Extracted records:
□ □ □ □

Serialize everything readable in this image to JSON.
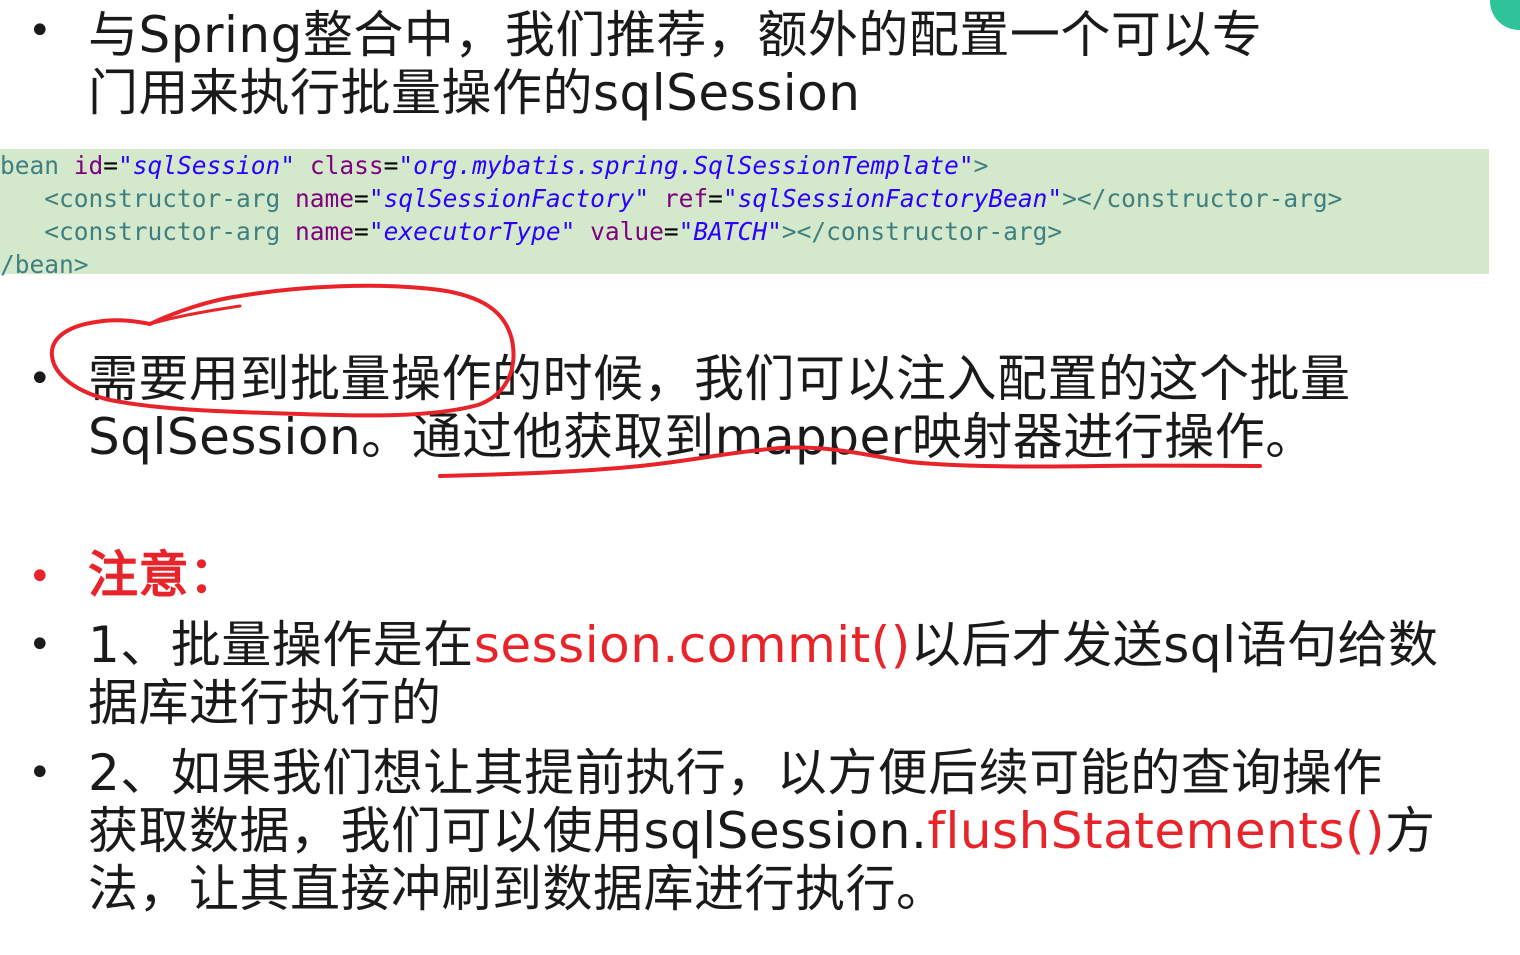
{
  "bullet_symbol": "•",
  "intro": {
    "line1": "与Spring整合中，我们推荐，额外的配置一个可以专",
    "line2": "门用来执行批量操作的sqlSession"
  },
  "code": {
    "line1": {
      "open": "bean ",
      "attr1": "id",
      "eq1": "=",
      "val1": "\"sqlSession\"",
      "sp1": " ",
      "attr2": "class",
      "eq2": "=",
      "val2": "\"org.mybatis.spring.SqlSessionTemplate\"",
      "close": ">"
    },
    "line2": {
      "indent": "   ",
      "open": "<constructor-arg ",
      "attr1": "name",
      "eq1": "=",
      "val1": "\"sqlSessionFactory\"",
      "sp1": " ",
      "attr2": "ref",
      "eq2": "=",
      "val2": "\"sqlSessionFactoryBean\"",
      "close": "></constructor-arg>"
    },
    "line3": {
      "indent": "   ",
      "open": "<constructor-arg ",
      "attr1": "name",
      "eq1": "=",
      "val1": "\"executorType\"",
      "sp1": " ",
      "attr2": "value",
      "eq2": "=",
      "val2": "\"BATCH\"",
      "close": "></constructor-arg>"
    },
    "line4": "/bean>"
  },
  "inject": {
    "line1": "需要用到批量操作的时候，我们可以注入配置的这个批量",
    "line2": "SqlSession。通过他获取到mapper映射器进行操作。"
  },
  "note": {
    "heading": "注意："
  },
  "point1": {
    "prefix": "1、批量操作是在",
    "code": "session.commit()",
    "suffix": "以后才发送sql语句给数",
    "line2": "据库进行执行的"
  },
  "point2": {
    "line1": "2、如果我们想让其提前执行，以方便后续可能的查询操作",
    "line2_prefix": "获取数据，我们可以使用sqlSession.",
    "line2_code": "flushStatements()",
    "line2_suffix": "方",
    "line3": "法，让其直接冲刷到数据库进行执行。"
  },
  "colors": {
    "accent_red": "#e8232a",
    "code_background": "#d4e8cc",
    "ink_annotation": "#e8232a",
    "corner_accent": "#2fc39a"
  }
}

□ □ □ □

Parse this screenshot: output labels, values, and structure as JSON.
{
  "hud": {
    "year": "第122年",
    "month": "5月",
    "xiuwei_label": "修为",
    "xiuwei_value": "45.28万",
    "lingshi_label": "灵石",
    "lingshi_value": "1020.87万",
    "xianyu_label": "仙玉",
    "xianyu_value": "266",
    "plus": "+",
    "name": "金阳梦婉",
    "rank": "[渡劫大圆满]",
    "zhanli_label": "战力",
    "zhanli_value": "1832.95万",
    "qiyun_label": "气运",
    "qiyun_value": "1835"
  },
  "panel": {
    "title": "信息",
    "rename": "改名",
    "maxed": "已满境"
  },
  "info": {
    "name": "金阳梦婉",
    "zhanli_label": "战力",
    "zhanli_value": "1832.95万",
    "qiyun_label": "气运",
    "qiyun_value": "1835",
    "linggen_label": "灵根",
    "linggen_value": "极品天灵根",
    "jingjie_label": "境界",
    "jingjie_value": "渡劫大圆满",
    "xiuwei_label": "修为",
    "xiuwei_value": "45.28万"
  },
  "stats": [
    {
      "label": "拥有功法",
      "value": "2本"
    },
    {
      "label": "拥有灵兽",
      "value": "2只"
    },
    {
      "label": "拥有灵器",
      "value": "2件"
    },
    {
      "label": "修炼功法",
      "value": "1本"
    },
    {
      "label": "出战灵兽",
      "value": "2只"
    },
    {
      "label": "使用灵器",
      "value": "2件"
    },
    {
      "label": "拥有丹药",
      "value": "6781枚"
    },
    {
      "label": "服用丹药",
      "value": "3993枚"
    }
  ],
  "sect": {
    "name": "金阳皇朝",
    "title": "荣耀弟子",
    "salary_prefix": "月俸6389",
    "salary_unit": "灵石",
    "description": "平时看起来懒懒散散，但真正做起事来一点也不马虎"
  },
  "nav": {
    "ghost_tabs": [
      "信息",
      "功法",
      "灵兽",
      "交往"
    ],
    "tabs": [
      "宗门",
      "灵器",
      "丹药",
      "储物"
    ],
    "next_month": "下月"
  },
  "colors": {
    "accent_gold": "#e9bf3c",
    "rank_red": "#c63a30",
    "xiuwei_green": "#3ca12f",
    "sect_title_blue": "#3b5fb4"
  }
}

□ □ □ □

WHAT TO PRODUCE: Lines from the records above that hold "JSON" are the ones to list.

EXERCISE RESULT:
Serialize everything readable in this image to JSON.
Parse this screenshot: output labels, values, and structure as JSON.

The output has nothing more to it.